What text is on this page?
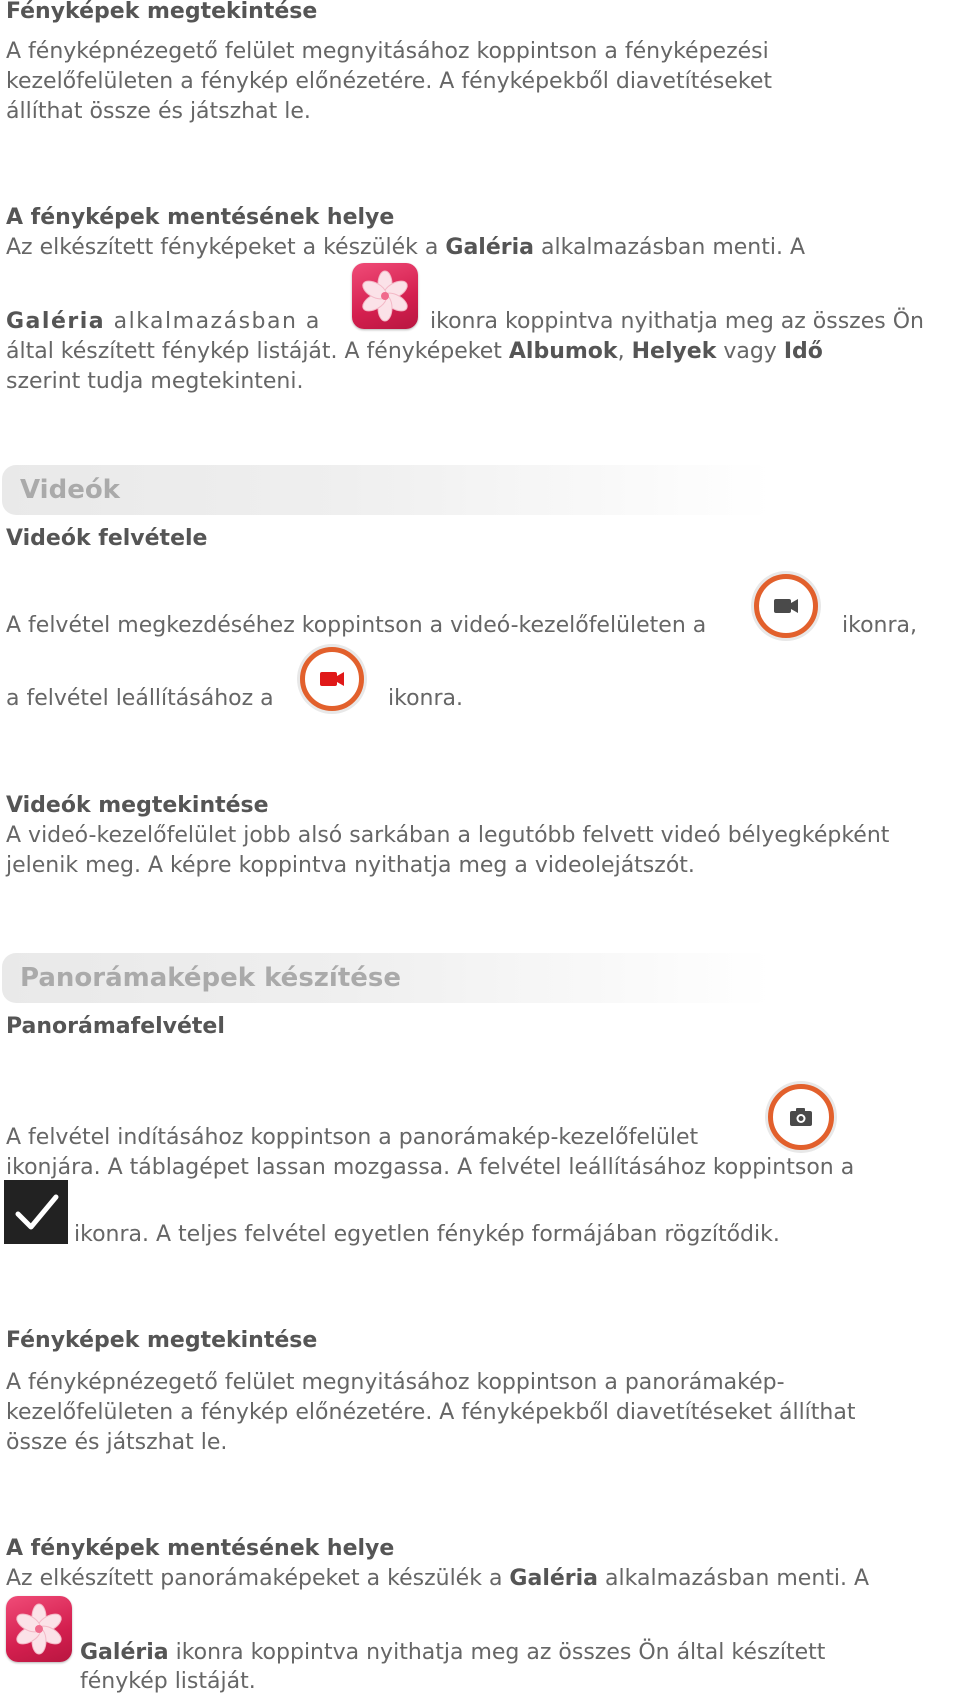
Fényképek megtekintése
A fényképnézegető felület megnyitásához koppintson a fényképezési
kezelőfelületen a fénykép előnézetére. A fényképekből diavetítéseket
állíthat össze és játszhat le.
A fényképek mentésének helye
Az elkészített fényképeket a készülék a Galéria alkalmazásban menti. A
Galéria alkalmazásban a	ikonra koppintva nyithatja meg az összes Ön
által készített fénykép listáját. A fényképeket Albumok, Helyek vagy Idő
szerint tudja megtekinteni.
Videók
Videók felvétele
A felvétel megkezdéséhez koppintson a videó-kezelőfelületen a	ikonra,
a felvétel leállításához a	ikonra.
Videók megtekintése
A videó-kezelőfelület jobb alsó sarkában a legutóbb felvett videó bélyegképként
jelenik meg. A képre koppintva nyithatja meg a videolejátszót.
Panorámaképek készítése
Panorámafelvétel
A felvétel indításához koppintson a panorámakép-kezelőfelület
ikonjára. A táblagépet lassan mozgassa. A felvétel leállításához koppintson a
ikonra. A teljes felvétel egyetlen fénykép formájában rögzítődik.
Fényképek megtekintése
A fényképnézegető felület megnyitásához koppintson a panorámakép-
kezelőfelületen a fénykép előnézetére. A fényképekből diavetítéseket állíthat
össze és játszhat le.
A fényképek mentésének helye
Az elkészített panorámaképeket a készülék a Galéria alkalmazásban menti. A
Galéria ikonra koppintva nyithatja meg az összes Ön által készített
fénykép listáját.
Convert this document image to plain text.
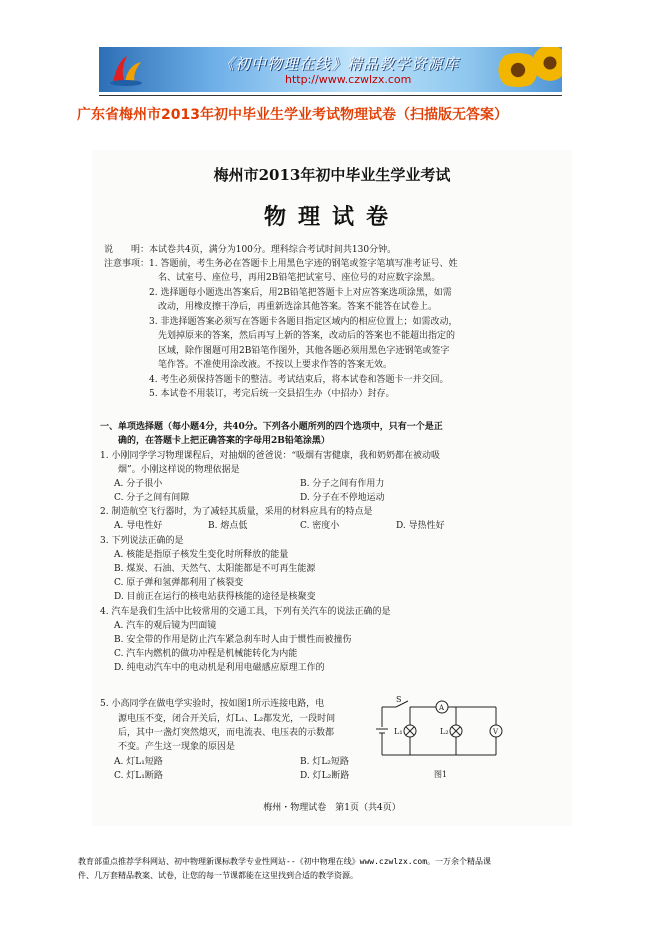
《初中物理在线》精品教学资源库
http://www.czwlzx.com
广东省梅州市2013年初中毕业生学业考试物理试卷（扫描版无答案）
梅州市2013年初中毕业生学业考试
物理试卷
说　　明：本试卷共4页，满分为100分。理科综合考试时间共130分钟。
注意事项：1. 答题前，考生务必在答题卡上用黑色字迹的钢笔或签字笔填写准考证号、姓
　　　　　　名、试室号、座位号，再用2B铅笔把试室号、座位号的对应数字涂黑。
　　　　　2. 选择题每小题选出答案后，用2B铅笔把答题卡上对应答案选项涂黑，如需
　　　　　　改动，用橡皮擦干净后，再重新选涂其他答案。答案不能答在试卷上。
　　　　　3. 非选择题答案必须写在答题卡各题目指定区域内的相应位置上；如需改动，
　　　　　　先划掉原来的答案，然后再写上新的答案，改动后的答案也不能超出指定的
　　　　　　区域，除作图题可用2B铅笔作图外，其他各题必须用黑色字迹钢笔或签字
　　　　　　笔作答。不准使用涂改液。不按以上要求作答的答案无效。
　　　　　4. 考生必须保持答题卡的整洁。考试结束后，将本试卷和答题卡一并交回。
　　　　　5. 本试卷不用装订，考完后统一交县招生办（中招办）封存。
一、单项选择题（每小题4分，共40分。下列各小题所列的四个选项中，只有一个是正
　　确的，在答题卡上把正确答案的字母用2B铅笔涂黑）
1. 小刚同学学习物理课程后，对抽烟的爸爸说：“吸烟有害健康，我和奶奶都在被动吸
　　烟”。小刚这样说的物理依据是
A. 分子很小	B. 分子之间有作用力
C. 分子之间有间隙	D. 分子在不停地运动
2. 制造航空飞行器时，为了减轻其质量，采用的材料应具有的特点是
A. 导电性好	B. 熔点低	C. 密度小	D. 导热性好
3. 下列说法正确的是
A. 核能是指原子核发生变化时所释放的能量
B. 煤炭、石油、天然气、太阳能都是不可再生能源
C. 原子弹和氢弹都利用了核裂变
D. 目前正在运行的核电站获得核能的途径是核聚变
4. 汽车是我们生活中比较常用的交通工具，下列有关汽车的说法正确的是
A. 汽车的观后镜为凹面镜
B. 安全带的作用是防止汽车紧急刹车时人由于惯性而被撞伤
C. 汽车内燃机的做功冲程是机械能转化为内能
D. 纯电动汽车中的电动机是利用电磁感应原理工作的
5. 小高同学在做电学实验时，按如图1所示连接电路，电
　　源电压不变，闭合开关后，灯L₁、L₂都发光，一段时间
　　后，其中一盏灯突然熄灭，而电流表、电压表的示数都
　　不变。产生这一现象的原因是
A. 灯L₁短路	B. 灯L₂短路
C. 灯L₁断路	D. 灯L₂断路
S
A
V
L₁	L₂
图1
梅州・物理试卷　第1页（共4页）
教育部重点推荐学科网站、初中物理新课标教学专业性网站--《初中物理在线》www.czwlzx.com。一万余个精品课
件、几万套精品教案、试卷，让您的每一节课都能在这里找到合适的教学资源。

+ + + +

> Short problem
Say the number of lines in the listing that hold "fényképeket", with no added words.

> Output below
2